--- Start ---
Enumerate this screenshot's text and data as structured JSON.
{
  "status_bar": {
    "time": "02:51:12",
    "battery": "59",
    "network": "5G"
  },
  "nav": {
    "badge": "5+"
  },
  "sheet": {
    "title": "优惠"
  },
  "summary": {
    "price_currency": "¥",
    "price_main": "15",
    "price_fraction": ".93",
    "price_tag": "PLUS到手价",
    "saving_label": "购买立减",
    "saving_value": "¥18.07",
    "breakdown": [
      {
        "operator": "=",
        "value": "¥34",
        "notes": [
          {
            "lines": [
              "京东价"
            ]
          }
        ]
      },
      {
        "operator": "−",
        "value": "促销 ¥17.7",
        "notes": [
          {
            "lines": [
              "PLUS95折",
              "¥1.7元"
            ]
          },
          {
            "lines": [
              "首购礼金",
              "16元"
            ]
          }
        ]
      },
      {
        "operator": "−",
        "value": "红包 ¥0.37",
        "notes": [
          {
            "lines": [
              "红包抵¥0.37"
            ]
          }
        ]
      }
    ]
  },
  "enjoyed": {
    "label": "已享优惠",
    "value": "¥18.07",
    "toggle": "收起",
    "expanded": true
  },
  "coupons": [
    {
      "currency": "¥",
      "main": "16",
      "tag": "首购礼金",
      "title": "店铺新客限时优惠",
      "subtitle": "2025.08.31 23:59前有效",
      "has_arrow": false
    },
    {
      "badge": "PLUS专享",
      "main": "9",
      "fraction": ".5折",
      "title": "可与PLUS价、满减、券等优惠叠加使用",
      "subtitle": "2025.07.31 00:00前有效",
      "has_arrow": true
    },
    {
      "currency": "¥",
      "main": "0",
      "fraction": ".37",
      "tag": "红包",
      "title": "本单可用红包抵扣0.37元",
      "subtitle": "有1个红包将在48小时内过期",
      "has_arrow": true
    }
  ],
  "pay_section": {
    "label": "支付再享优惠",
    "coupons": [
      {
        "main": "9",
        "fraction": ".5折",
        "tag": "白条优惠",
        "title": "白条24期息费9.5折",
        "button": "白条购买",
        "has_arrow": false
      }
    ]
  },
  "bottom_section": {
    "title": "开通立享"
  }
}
--- End ---
[Exercise instructions] Using the data above, return each line exactly as written.

[Completed exercise]
Enumerate this screenshot's text and data as structured JSON.
{
  "status_bar": {
    "time": "02:51:12",
    "battery": "59",
    "network": "5G"
  },
  "nav": {
    "badge": "5+"
  },
  "sheet": {
    "title": "优惠"
  },
  "summary": {
    "price_currency": "¥",
    "price_main": "15",
    "price_fraction": ".93",
    "price_tag": "PLUS到手价",
    "saving_label": "购买立减",
    "saving_value": "¥18.07",
    "breakdown": [
      {
        "operator": "=",
        "value": "¥34",
        "notes": [
          {
            "lines": [
              "京东价"
            ]
          }
        ]
      },
      {
        "operator": "−",
        "value": "促销 ¥17.7",
        "notes": [
          {
            "lines": [
              "PLUS95折",
              "¥1.7元"
            ]
          },
          {
            "lines": [
              "首购礼金",
              "16元"
            ]
          }
        ]
      },
      {
        "operator": "−",
        "value": "红包 ¥0.37",
        "notes": [
          {
            "lines": [
              "红包抵¥0.37"
            ]
          }
        ]
      }
    ]
  },
  "enjoyed": {
    "label": "已享优惠",
    "value": "¥18.07",
    "toggle": "收起",
    "expanded": true
  },
  "coupons": [
    {
      "currency": "¥",
      "main": "16",
      "tag": "首购礼金",
      "title": "店铺新客限时优惠",
      "subtitle": "2025.08.31 23:59前有效",
      "has_arrow": false
    },
    {
      "badge": "PLUS专享",
      "main": "9",
      "fraction": ".5折",
      "title": "可与PLUS价、满减、券等优惠叠加使用",
      "subtitle": "2025.07.31 00:00前有效",
      "has_arrow": true
    },
    {
      "currency": "¥",
      "main": "0",
      "fraction": ".37",
      "tag": "红包",
      "title": "本单可用红包抵扣0.37元",
      "subtitle": "有1个红包将在48小时内过期",
      "has_arrow": true
    }
  ],
  "pay_section": {
    "label": "支付再享优惠",
    "coupons": [
      {
        "main": "9",
        "fraction": ".5折",
        "tag": "白条优惠",
        "title": "白条24期息费9.5折",
        "button": "白条购买",
        "has_arrow": false
      }
    ]
  },
  "bottom_section": {
    "title": "开通立享"
  }
}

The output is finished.